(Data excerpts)
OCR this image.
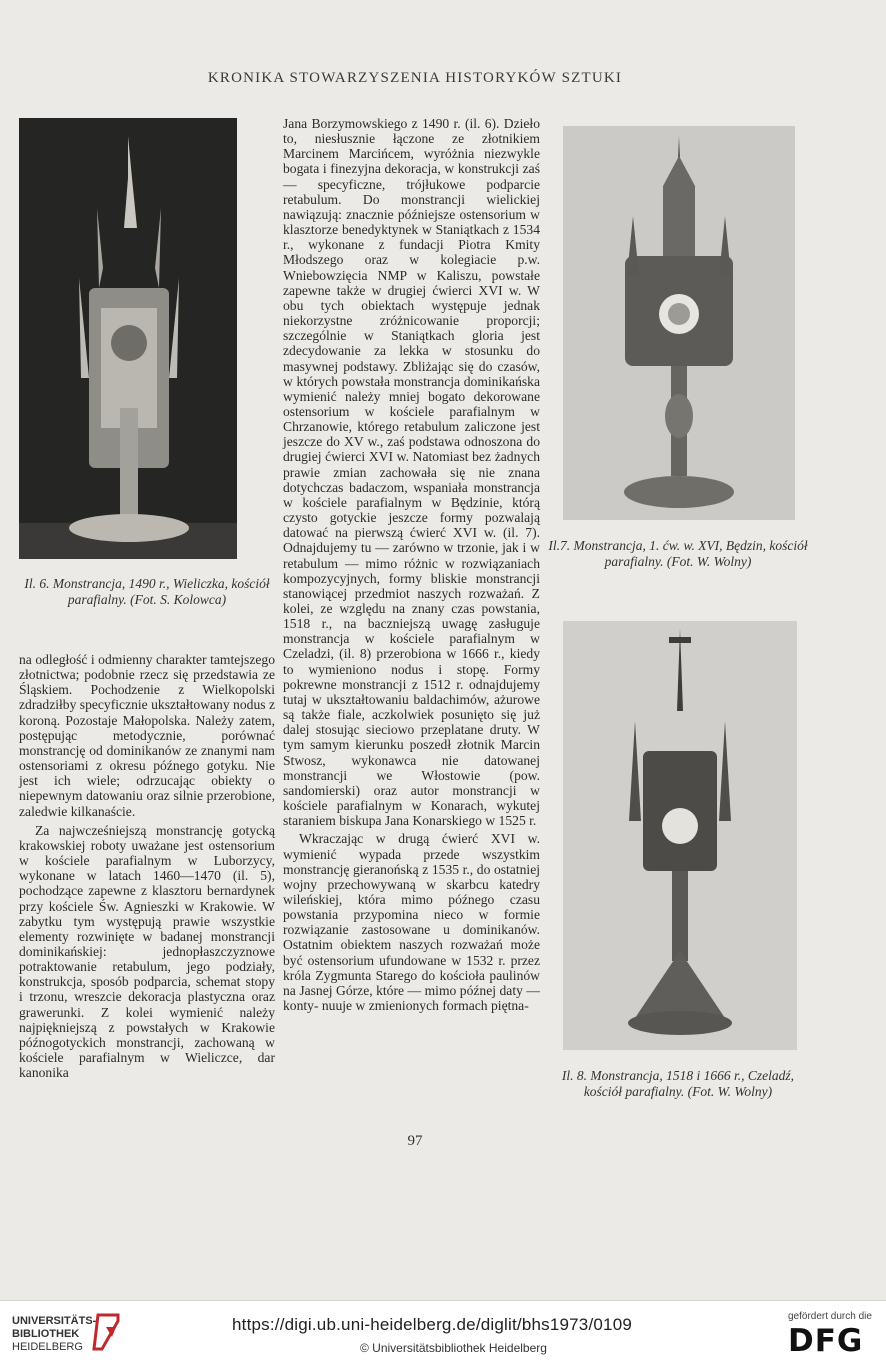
KRONIKA STOWARZYSZENIA HISTORYKÓW SZTUKI
Il. 6. Monstrancja, 1490 r., Wieliczka, kościół parafialny. (Fot. S. Kolowca)

na odległość i odmienny charakter tamtejszego złotnictwa; podobnie rzecz się przedstawia ze Śląskiem. Pochodzenie z Wielkopolski zdradziłby specyficznie ukształtowany nodus z koroną. Pozostaje Małopolska. Należy zatem, postępując metodycznie, porównać monstrancję od dominikanów ze znanymi nam ostensoriami z okresu późnego gotyku. Nie jest ich wiele; odrzucając obiekty o niepewnym datowaniu oraz silnie przerobione, zaledwie kilkanaście.

Za najwcześniejszą monstrancję gotycką krakowskiej roboty uważane jest ostensorium w kościele parafialnym w Luborzycy, wykonane w latach 1460—1470 (il. 5), pochodzące zapewne z klasztoru bernardynek przy kościele Św. Agnieszki w Krakowie. W zabytku tym występują prawie wszystkie elementy rozwinięte w badanej monstrancji dominikańskiej: jednopłaszczyznowe potraktowanie retabulum, jego podziały, konstrukcja, sposób podparcia, schemat stopy i trzonu, wreszcie dekoracja plastyczna oraz grawerunki. Z kolei wymienić należy najpiękniejszą z powstałych w Krakowie późnogotyckich monstrancji, zachowaną w kościele parafialnym w Wieliczce, dar kanonika

Jana Borzymowskiego z 1490 r. (il. 6). Dzieło to, niesłusznie łączone ze złotnikiem Marcinem Marcińcem, wyróżnia niezwykle bogata i finezyjna dekoracja, w konstrukcji zaś — specyficzne, trójłukowe podparcie retabulum. Do monstrancji wielickiej nawiązują: znacznie późniejsze ostensorium w klasztorze benedyktynek w Staniątkach z 1534 r., wykonane z fundacji Piotra Kmity Młodszego oraz w kolegiacie p.w. Wniebowzięcia NMP w Kaliszu, powstałe zapewne także w drugiej ćwierci XVI w. W obu tych obiektach występuje jednak niekorzystne zróżnicowanie proporcji; szczególnie w Staniątkach gloria jest zdecydowanie za lekka w stosunku do masywnej podstawy. Zbliżając się do czasów, w których powstała monstrancja dominikańska wymienić należy mniej bogato dekorowane ostensorium w kościele parafialnym w Chrzanowie, którego retabulum zaliczone jest jeszcze do XV w., zaś podstawa odnoszona do drugiej ćwierci XVI w. Natomiast bez żadnych prawie zmian zachowała się nie znana dotychczas badaczom, wspaniała monstrancja w kościele parafialnym w Będzinie, którą czysto gotyckie jeszcze formy pozwalają datować na pierwszą ćwierć XVI w. (il. 7). Odnajdujemy tu — zarówno w trzonie, jak i w retabulum — mimo różnic w rozwiązaniach kompozycyjnych, formy bliskie monstrancji stanowiącej przedmiot naszych rozważań. Z kolei, ze względu na znany czas powstania, 1518 r., na baczniejszą uwagę zasługuje monstrancja w kościele parafialnym w Czeladzi, (il. 8) przerobiona w 1666 r., kiedy to wymieniono nodus i stopę. Formy pokrewne monstrancji z 1512 r. odnajdujemy tutaj w ukształtowaniu baldachimów, ażurowe są także fiale, aczkolwiek posunięto się już dalej stosując sieciowo przeplatane druty. W tym samym kierunku poszedł złotnik Marcin Stwosz, wykonawca nie datowanej monstrancji we Włostowie (pow. sandomierski) oraz autor monstrancji w kościele parafialnym w Konarach, wykutej staraniem biskupa Jana Konarskiego w 1525 r.

Wkraczając w drugą ćwierć XVI w. wymienić wypada przede wszystkim monstrancję gieranońską z 1535 r., do ostatniej wojny przechowywaną w skarbcu katedry wileńskiej, która mimo późnego czasu powstania przypomina nieco w formie rozwiązanie zastosowane u dominikanów. Ostatnim obiektem naszych rozważań może być ostensorium ufundowane w 1532 r. przez króla Zygmunta Starego do kościoła paulinów na Jasnej Górze, które — mimo późnej daty — konty- nuuje w zmienionych formach piętna-

Il.7. Monstrancja, 1. ćw. w. XVI, Będzin, kościół parafialny. (Fot. W. Wolny)
Il. 8. Monstrancja, 1518 i 1666 r., Czeladź, kościół parafialny. (Fot. W. Wolny)
97
UNIVERSITÄTS-
BIBLIOTHEK
HEIDELBERG
https://digi.ub.uni-heidelberg.de/diglit/bhs1973/0109
© Universitätsbibliothek Heidelberg
gefördert durch die
DFG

- **Task prompt**: Restate the records word for word, omitting images.

- **Worked solution**:
OCR this image.
KRONIKA STOWARZYSZENIA HISTORYKÓW SZTUKI
Il. 6. Monstrancja, 1490 r., Wieliczka, kościół parafialny. (Fot. S. Kolowca)

na odległość i odmienny charakter tamtejszego złotnictwa; podobnie rzecz się przedstawia ze Śląskiem. Pochodzenie z Wielkopolski zdradziłby specyficznie ukształtowany nodus z koroną. Pozostaje Małopolska. Należy zatem, postępując metodycznie, porównać monstrancję od dominikanów ze znanymi nam ostensoriami z okresu późnego gotyku. Nie jest ich wiele; odrzucając obiekty o niepewnym datowaniu oraz silnie przerobione, zaledwie kilkanaście.

Za najwcześniejszą monstrancję gotycką krakowskiej roboty uważane jest ostensorium w kościele parafialnym w Luborzycy, wykonane w latach 1460—1470 (il. 5), pochodzące zapewne z klasztoru bernardynek przy kościele Św. Agnieszki w Krakowie. W zabytku tym występują prawie wszystkie elementy rozwinięte w badanej monstrancji dominikańskiej: jednopłaszczyznowe potraktowanie retabulum, jego podziały, konstrukcja, sposób podparcia, schemat stopy i trzonu, wreszcie dekoracja plastyczna oraz grawerunki. Z kolei wymienić należy najpiękniejszą z powstałych w Krakowie późnogotyckich monstrancji, zachowaną w kościele parafialnym w Wieliczce, dar kanonika

Jana Borzymowskiego z 1490 r. (il. 6). Dzieło to, niesłusznie łączone ze złotnikiem Marcinem Marcińcem, wyróżnia niezwykle bogata i finezyjna dekoracja, w konstrukcji zaś — specyficzne, trójłukowe podparcie retabulum. Do monstrancji wielickiej nawiązują: znacznie późniejsze ostensorium w klasztorze benedyktynek w Staniątkach z 1534 r., wykonane z fundacji Piotra Kmity Młodszego oraz w kolegiacie p.w. Wniebowzięcia NMP w Kaliszu, powstałe zapewne także w drugiej ćwierci XVI w. W obu tych obiektach występuje jednak niekorzystne zróżnicowanie proporcji; szczególnie w Staniątkach gloria jest zdecydowanie za lekka w stosunku do masywnej podstawy. Zbliżając się do czasów, w których powstała monstrancja dominikańska wymienić należy mniej bogato dekorowane ostensorium w kościele parafialnym w Chrzanowie, którego retabulum zaliczone jest jeszcze do XV w., zaś podstawa odnoszona do drugiej ćwierci XVI w. Natomiast bez żadnych prawie zmian zachowała się nie znana dotychczas badaczom, wspaniała monstrancja w kościele parafialnym w Będzinie, którą czysto gotyckie jeszcze formy pozwalają datować na pierwszą ćwierć XVI w. (il. 7). Odnajdujemy tu — zarówno w trzonie, jak i w retabulum — mimo różnic w rozwiązaniach kompozycyjnych, formy bliskie monstrancji stanowiącej przedmiot naszych rozważań. Z kolei, ze względu na znany czas powstania, 1518 r., na baczniejszą uwagę zasługuje monstrancja w kościele parafialnym w Czeladzi, (il. 8) przerobiona w 1666 r., kiedy to wymieniono nodus i stopę. Formy pokrewne monstrancji z 1512 r. odnajdujemy tutaj w ukształtowaniu baldachimów, ażurowe są także fiale, aczkolwiek posunięto się już dalej stosując sieciowo przeplatane druty. W tym samym kierunku poszedł złotnik Marcin Stwosz, wykonawca nie datowanej monstrancji we Włostowie (pow. sandomierski) oraz autor monstrancji w kościele parafialnym w Konarach, wykutej staraniem biskupa Jana Konarskiego w 1525 r.

Wkraczając w drugą ćwierć XVI w. wymienić wypada przede wszystkim monstrancję gieranońską z 1535 r., do ostatniej wojny przechowywaną w skarbcu katedry wileńskiej, która mimo późnego czasu powstania przypomina nieco w formie rozwiązanie zastosowane u dominikanów. Ostatnim obiektem naszych rozważań może być ostensorium ufundowane w 1532 r. przez króla Zygmunta Starego do kościoła paulinów na Jasnej Górze, które — mimo późnej daty — konty- nuuje w zmienionych formach piętna-

Il.7. Monstrancja, 1. ćw. w. XVI, Będzin, kościół parafialny. (Fot. W. Wolny)
Il. 8. Monstrancja, 1518 i 1666 r., Czeladź, kościół parafialny. (Fot. W. Wolny)
97
UNIVERSITÄTS-
BIBLIOTHEK
HEIDELBERG
https://digi.ub.uni-heidelberg.de/diglit/bhs1973/0109
© Universitätsbibliothek Heidelberg
gefördert durch die
DFG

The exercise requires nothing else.